Requirement
Report each line of the data that includes the word "SPDR".

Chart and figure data
================
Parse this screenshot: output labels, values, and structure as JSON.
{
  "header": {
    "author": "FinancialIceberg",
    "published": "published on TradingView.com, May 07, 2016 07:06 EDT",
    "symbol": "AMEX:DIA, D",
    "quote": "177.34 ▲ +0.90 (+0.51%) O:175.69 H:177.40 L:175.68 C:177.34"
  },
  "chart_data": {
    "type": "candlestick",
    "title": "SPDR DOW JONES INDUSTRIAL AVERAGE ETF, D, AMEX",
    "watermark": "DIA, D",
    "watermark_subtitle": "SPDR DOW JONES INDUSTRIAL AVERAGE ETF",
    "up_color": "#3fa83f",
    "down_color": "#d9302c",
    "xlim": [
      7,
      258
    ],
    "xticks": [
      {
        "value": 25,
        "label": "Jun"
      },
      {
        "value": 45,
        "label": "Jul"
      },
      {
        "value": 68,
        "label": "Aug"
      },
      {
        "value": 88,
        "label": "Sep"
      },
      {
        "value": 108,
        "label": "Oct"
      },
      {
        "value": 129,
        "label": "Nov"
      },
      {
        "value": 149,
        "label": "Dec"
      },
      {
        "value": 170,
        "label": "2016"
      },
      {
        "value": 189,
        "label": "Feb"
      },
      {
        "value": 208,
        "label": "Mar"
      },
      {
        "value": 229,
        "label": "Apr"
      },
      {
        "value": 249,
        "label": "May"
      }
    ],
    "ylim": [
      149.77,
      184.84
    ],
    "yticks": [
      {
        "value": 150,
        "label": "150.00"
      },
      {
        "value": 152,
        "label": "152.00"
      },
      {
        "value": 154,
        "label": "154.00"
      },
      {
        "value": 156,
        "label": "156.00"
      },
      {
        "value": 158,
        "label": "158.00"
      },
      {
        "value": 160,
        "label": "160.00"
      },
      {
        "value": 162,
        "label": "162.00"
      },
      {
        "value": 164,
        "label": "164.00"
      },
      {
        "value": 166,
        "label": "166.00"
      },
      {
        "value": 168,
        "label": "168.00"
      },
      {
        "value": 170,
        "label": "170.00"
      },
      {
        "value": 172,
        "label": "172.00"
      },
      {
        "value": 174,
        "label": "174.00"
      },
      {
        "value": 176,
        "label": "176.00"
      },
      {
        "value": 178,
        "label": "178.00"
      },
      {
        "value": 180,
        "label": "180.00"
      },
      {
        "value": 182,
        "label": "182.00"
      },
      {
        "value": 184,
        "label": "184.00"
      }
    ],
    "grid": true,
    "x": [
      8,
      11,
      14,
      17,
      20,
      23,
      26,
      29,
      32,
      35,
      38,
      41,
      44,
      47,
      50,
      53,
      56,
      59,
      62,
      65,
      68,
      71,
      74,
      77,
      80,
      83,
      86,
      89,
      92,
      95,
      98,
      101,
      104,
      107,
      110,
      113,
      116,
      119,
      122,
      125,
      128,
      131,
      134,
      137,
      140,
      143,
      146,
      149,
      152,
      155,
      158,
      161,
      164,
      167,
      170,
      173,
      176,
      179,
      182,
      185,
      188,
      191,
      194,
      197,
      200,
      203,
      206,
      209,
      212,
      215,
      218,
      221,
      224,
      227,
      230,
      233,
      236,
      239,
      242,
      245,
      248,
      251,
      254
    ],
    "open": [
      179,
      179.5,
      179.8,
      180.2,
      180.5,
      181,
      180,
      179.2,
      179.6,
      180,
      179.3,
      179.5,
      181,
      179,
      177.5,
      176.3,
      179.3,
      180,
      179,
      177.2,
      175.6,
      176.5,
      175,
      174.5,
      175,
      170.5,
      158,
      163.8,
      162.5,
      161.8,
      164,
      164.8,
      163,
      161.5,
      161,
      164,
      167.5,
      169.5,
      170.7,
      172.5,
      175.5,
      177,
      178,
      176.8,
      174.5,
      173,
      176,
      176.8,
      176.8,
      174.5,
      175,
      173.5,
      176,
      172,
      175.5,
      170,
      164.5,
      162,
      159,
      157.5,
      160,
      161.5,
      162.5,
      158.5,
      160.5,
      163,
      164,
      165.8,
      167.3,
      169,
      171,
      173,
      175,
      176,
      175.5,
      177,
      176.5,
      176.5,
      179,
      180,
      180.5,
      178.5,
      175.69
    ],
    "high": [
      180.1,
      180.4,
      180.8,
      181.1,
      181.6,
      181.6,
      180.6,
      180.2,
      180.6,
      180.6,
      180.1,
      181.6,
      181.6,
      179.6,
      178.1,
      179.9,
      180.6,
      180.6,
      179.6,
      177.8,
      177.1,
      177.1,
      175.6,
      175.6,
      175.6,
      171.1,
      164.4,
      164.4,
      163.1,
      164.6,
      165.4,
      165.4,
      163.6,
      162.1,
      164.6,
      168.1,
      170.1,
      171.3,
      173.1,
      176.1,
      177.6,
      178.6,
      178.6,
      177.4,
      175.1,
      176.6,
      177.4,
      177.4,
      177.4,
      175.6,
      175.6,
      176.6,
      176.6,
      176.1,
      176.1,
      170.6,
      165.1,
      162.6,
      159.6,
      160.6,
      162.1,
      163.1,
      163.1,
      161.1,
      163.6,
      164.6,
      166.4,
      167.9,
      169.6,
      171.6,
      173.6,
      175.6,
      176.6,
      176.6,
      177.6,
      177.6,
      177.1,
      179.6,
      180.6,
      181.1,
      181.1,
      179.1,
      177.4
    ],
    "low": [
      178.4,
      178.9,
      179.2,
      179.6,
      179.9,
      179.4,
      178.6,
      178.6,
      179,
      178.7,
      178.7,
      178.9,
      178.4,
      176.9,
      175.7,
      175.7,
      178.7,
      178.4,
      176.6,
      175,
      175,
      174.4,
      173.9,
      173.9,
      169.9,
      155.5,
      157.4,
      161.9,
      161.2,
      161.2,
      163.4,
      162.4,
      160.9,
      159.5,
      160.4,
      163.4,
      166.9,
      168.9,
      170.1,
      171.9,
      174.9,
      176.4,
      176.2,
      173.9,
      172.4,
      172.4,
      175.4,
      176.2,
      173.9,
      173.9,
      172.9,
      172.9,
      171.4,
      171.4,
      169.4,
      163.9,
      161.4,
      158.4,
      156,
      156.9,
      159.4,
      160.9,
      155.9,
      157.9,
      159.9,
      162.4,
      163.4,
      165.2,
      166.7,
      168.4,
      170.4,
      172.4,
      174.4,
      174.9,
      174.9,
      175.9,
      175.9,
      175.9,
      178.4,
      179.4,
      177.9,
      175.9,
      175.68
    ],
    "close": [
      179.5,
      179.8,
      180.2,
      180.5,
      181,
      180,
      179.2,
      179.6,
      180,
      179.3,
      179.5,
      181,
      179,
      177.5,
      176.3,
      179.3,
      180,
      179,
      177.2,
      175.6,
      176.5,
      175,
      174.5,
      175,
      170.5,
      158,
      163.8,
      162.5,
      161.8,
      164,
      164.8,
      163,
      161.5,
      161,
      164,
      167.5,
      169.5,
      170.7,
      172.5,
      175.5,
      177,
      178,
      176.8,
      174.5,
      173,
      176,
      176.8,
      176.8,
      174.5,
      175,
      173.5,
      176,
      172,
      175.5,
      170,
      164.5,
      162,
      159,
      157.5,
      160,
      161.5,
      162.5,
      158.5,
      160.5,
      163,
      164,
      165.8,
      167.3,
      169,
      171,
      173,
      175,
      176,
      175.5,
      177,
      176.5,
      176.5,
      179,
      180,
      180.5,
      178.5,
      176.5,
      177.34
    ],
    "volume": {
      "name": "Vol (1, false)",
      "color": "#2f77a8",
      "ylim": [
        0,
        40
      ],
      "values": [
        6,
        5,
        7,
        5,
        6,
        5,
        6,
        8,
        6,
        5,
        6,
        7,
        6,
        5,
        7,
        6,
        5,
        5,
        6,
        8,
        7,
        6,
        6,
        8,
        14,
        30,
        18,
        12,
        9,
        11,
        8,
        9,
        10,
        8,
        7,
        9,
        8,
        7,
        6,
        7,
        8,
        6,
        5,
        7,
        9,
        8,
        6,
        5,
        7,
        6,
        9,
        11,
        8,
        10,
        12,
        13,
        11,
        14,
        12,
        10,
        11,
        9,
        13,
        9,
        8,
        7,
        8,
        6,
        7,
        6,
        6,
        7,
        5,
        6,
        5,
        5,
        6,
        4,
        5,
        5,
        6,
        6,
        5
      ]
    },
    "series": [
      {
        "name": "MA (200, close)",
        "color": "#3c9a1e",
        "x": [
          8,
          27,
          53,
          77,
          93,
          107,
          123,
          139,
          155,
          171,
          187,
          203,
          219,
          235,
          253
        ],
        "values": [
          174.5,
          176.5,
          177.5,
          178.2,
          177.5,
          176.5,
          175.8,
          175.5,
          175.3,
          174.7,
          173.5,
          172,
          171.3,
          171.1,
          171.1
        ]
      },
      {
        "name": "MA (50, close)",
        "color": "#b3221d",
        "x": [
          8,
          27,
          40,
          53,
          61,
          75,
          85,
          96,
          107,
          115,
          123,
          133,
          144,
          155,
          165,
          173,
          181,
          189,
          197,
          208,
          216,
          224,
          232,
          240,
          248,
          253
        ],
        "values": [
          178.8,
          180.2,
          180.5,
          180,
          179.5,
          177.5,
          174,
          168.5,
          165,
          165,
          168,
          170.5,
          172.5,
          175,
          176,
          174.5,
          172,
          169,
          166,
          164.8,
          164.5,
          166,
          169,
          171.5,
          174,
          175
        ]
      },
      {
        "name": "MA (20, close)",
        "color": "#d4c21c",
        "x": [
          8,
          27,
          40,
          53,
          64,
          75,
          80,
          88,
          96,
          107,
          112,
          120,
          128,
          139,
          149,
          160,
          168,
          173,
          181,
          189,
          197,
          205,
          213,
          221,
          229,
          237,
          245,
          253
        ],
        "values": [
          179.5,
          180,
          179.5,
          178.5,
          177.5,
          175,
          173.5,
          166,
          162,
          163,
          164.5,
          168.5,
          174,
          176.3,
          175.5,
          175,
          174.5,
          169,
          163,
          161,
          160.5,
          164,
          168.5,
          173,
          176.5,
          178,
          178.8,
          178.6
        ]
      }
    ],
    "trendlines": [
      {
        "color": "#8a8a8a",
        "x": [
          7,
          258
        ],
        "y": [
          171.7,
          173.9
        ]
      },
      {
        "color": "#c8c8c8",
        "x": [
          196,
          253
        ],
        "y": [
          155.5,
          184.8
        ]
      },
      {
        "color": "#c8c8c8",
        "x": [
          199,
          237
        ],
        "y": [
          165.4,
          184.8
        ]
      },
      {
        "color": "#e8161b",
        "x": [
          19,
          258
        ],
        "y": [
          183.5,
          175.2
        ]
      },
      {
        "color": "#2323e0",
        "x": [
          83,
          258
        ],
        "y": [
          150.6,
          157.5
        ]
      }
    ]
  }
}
================
Exercise answer
    "title": "SPDR DOW JONES INDUSTRIAL AVERAGE ETF, D, AMEX",
    "watermark_subtitle": "SPDR DOW JONES INDUSTRIAL AVERAGE ETF",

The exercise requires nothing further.